*ACTIVITIES*.
[1] According to the scary-movies passage, which actress plays Nurse Wilson in Return To Oz?
[2] Set down word for word the stretch of the scary-movies passage that starts at "The film was" and runs through "Butlins holiday camp.".

4. Willy Wonka And The Chocolate Factory (Mel Stuart, 1971)
It’s no surprise films adapted from the works of Roald Dahl are included in this list of the scary children’s movies that terrify adults too. Trying to explain to a kid why giants are snatching children from their beds at night because they love the taste of “childers” is impossible and yet The BFG is one of the most loved stories for kids.
Mel Stuart’s version of Charlie and the Chocolate Factory might have been disowned by Dahl after the studio ordered a number of script rewrites and the addition of musical numbers but it still captures the imagination of the source as well as Dahl’s tongue-in-cheek penchant for abusing children in a myriad of devilish ways. The psychedelic tone might pass children by but it’ll likely add to the craziness of Willy Wonka and the Chocolate Factory that’s boosted by Gene Wilder’s energised genius in the eponymous role.
3. Something Wicked This Way Comes (Jack Clayton, 1983)
Something Wicked This Way Comes, based on the novel by Ray Bradbury, had a troubled production with fall-outs and firings, the sort of thing that accompanies any good adult horror movie eager to create a legacy for itself. But this is a Disney movie for big kids featuring an otherworldly plot involving a mysterious travelling carnival and its equally enigmatic leader, Mr. Dark. It traumatised kids in the 1980s and still unnerves adults decades later.
2. The Witches (Nicolas Roeg, 1990)
Well, what do you expect when you have the director of films such as Don’t Look Now and The Man Who Fell To Earth adapting a Roald Dahl book for the screen?
The unpredictable, offbeat, monotone reality of Nicolas Roeg’s world is an ideal if unsettlingly dark stage from which to tell Dahl’s story that, at its heart, could easily be re-wired for adults only.
Roeg’s film strikes a good balance but most children will have trouble dealing with Angelica Huston’s witch, the marvellous make-up effects transforming the actress into a haggard creature eager to infect your nightmares, whether you’re six or sixty.
1. Return To Oz (Walter Murch, 1985)
An unapologetically darker follow-up to the classic family film The Wizard of Oz, Return To Oz offers no respite between its so-called good guys and the malevolent forces targeting poor Dorothy (a very young Fairuza Balk). Both parties are as weird, crazed and disturbingly eerie-looking that it makes it difficult to discern the helpers from the hinderers.
The film was criticised for being too scary for children but adults are likely to have as much trouble with it: after all, it begins with our pint-sized hero being committed to an asylum as a result of her recollections of Oz. Dorothy’s hospital stay makes One Flew Over The Cuckoo’s Nest seem like a Butlins holiday camp.
It’s here she also meets Nurse Wilson (Jean Marsh) who becomes the terrifying, head-collecting Princess Mombi in Oz, the character responsible for the film’s most disturbing scene involving a curious fashion trait that allows her, on a whim, to whip off one head for another from her trophy cabinet.
And we mustn’t forget the profound disquiet afforded by the bearded Nome King wearing high-heeled ruby slippers or the group known as Wheelers who wouldn’t look out of place as a rape gang in Kubrick’s dystopian A Clockwork Orange.
Over to you: do you have a scary children’s movie that terrified you?

*Data excerpts*.
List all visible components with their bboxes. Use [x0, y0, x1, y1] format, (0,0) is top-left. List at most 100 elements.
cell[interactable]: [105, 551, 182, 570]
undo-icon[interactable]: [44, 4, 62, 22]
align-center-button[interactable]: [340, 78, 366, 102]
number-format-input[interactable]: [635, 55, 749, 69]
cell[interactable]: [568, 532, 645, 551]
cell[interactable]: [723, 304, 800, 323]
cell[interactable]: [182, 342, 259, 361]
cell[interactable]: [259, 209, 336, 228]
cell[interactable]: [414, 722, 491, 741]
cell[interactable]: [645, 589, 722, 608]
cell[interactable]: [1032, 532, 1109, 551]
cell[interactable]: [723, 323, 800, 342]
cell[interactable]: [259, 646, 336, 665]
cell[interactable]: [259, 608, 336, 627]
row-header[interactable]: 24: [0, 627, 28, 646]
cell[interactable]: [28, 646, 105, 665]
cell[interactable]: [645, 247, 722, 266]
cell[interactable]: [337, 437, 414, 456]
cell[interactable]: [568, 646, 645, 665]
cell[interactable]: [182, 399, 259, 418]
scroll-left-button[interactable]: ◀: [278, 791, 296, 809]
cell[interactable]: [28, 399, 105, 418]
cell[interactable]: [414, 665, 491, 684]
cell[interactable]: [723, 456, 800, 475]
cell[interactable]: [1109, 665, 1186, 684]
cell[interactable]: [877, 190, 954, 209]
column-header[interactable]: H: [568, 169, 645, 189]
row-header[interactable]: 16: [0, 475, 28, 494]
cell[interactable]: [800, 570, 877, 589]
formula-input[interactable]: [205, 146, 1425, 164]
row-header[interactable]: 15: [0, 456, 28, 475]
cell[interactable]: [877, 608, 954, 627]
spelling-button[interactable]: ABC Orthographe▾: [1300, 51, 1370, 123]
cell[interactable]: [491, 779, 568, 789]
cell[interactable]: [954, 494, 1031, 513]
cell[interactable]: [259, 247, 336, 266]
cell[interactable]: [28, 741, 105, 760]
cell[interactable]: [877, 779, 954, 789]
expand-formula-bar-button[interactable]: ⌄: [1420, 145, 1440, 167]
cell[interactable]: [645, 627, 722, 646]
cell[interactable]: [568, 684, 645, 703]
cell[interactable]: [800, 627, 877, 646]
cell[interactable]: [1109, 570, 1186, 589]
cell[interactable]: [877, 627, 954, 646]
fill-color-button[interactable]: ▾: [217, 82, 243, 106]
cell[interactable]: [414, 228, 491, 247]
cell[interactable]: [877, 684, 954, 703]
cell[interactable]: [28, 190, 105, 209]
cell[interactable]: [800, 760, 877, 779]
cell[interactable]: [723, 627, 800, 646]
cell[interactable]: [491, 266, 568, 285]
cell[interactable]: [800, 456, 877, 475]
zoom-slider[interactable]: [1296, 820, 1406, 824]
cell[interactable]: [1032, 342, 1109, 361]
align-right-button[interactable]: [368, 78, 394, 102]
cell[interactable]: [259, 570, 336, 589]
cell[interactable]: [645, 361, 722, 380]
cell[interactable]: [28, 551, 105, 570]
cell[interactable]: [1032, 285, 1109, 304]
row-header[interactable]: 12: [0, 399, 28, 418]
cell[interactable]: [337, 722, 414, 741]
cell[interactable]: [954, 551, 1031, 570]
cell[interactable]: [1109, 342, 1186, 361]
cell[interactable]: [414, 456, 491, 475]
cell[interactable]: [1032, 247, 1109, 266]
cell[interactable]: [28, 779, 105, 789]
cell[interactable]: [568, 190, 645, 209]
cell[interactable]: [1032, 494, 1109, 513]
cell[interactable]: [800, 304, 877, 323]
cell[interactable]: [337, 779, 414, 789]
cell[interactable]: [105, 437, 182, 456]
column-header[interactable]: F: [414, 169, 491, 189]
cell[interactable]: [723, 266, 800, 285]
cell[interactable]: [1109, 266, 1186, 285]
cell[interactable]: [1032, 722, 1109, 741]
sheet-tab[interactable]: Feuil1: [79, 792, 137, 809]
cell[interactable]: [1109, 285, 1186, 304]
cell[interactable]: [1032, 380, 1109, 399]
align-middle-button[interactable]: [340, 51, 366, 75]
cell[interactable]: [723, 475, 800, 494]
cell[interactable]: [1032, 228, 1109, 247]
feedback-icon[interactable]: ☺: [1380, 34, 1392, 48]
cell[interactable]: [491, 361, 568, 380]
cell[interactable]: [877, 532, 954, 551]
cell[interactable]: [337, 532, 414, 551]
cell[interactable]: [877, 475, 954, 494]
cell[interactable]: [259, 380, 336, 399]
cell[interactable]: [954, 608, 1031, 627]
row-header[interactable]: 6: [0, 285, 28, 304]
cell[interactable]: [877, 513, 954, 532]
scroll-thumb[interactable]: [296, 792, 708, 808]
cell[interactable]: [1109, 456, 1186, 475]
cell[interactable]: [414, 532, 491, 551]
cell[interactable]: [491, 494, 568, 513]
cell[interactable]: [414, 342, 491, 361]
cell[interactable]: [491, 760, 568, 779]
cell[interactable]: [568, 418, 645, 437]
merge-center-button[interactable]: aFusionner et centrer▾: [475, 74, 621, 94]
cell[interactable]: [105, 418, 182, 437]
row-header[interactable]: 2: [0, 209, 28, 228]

*RESPONSES IN ORDER*.
[1] Jean Marsh

[2]
The film was criticised for being too scary for children but adults are likely to have as much trouble with it: after all, it begins with our pint-sized hero being committed to an asylum as a result of her recollections of Oz. Dorothy’s hospital stay makes One Flew Over The Cuckoo’s Nest seem like a Butlins holiday camp.